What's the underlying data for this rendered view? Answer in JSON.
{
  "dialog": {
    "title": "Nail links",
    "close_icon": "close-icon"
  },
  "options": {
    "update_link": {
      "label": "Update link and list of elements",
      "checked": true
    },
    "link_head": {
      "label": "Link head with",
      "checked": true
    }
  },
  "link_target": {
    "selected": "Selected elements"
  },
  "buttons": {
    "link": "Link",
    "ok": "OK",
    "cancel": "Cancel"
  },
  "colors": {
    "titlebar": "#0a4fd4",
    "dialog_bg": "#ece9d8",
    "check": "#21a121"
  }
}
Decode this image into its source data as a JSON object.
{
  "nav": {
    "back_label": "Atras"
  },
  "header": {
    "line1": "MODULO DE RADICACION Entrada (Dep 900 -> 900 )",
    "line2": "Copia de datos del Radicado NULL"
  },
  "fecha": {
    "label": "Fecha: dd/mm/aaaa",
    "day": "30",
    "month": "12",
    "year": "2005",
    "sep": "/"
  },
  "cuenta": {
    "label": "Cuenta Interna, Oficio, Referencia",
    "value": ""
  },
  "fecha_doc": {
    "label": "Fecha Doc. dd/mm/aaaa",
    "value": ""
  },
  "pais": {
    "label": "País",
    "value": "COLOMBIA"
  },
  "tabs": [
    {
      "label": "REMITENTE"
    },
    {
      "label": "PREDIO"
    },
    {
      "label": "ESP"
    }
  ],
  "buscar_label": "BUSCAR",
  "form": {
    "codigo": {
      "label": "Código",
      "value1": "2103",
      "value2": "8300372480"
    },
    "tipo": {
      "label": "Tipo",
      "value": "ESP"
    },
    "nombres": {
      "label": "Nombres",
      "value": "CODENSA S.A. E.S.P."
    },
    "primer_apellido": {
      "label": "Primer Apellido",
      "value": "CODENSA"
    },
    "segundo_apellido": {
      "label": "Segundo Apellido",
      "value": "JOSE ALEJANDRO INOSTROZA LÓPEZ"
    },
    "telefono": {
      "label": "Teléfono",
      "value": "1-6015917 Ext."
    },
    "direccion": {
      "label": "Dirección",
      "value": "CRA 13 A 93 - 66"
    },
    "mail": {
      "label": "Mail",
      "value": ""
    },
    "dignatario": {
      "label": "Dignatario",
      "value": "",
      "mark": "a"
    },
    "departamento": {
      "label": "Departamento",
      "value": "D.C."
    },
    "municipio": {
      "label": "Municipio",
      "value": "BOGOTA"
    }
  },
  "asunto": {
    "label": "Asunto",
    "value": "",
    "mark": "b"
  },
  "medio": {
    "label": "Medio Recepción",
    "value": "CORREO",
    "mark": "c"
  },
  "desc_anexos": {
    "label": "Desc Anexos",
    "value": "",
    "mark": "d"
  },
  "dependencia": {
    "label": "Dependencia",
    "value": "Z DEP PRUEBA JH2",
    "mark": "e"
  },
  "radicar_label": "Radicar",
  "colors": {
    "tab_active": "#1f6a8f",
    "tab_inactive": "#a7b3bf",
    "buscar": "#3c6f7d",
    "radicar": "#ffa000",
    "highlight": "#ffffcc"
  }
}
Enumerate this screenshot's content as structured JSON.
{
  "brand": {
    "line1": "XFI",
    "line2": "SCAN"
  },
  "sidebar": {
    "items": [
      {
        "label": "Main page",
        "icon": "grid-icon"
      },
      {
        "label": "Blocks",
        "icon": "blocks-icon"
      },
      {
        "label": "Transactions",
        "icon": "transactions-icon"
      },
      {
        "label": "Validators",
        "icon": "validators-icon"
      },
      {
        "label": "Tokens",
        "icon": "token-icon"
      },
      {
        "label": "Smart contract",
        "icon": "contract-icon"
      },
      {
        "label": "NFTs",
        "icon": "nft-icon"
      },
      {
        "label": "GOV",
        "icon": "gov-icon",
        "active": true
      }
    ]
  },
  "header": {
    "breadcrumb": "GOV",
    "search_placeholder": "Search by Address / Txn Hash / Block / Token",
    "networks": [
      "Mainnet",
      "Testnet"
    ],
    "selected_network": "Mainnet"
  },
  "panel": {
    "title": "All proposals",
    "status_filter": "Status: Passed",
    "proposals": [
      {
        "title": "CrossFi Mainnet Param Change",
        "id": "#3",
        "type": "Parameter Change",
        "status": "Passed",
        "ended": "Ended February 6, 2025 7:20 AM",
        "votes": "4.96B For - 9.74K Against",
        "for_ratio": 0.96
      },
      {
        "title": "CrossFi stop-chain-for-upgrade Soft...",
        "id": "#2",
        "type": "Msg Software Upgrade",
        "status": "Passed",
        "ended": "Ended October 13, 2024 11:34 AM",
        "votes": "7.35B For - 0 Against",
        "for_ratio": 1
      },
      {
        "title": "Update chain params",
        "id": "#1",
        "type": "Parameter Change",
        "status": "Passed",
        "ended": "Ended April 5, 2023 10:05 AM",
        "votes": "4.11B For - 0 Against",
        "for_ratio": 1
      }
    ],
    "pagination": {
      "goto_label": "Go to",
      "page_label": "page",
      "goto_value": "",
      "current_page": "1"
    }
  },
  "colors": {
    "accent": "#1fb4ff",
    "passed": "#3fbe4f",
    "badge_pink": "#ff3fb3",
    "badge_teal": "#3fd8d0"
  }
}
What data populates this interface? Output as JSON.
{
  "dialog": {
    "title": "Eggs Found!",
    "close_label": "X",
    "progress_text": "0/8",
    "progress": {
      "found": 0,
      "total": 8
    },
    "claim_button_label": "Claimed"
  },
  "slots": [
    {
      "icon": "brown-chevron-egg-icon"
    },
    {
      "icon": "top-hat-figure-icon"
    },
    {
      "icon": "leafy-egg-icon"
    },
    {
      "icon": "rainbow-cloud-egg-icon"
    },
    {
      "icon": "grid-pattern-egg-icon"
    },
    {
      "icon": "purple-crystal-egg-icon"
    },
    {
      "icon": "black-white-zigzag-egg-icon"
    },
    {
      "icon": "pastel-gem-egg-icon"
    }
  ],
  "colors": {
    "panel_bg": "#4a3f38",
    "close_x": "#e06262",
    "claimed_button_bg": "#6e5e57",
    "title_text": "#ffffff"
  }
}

###

Write out only the final block of lines, starting at the line with "What data populates" and running to the end of the material.

* [TASK RESPONSE]
What data populates this interface? Output as JSON.
{
  "dialog": {
    "title": "Eggs Found!",
    "close_label": "X",
    "progress_text": "0/8",
    "progress": {
      "found": 0,
      "total": 8
    },
    "claim_button_label": "Claimed"
  },
  "slots": [
    {
      "icon": "brown-chevron-egg-icon"
    },
    {
      "icon": "top-hat-figure-icon"
    },
    {
      "icon": "leafy-egg-icon"
    },
    {
      "icon": "rainbow-cloud-egg-icon"
    },
    {
      "icon": "grid-pattern-egg-icon"
    },
    {
      "icon": "purple-crystal-egg-icon"
    },
    {
      "icon": "black-white-zigzag-egg-icon"
    },
    {
      "icon": "pastel-gem-egg-icon"
    }
  ],
  "colors": {
    "panel_bg": "#4a3f38",
    "close_x": "#e06262",
    "claimed_button_bg": "#6e5e57",
    "title_text": "#ffffff"
  }
}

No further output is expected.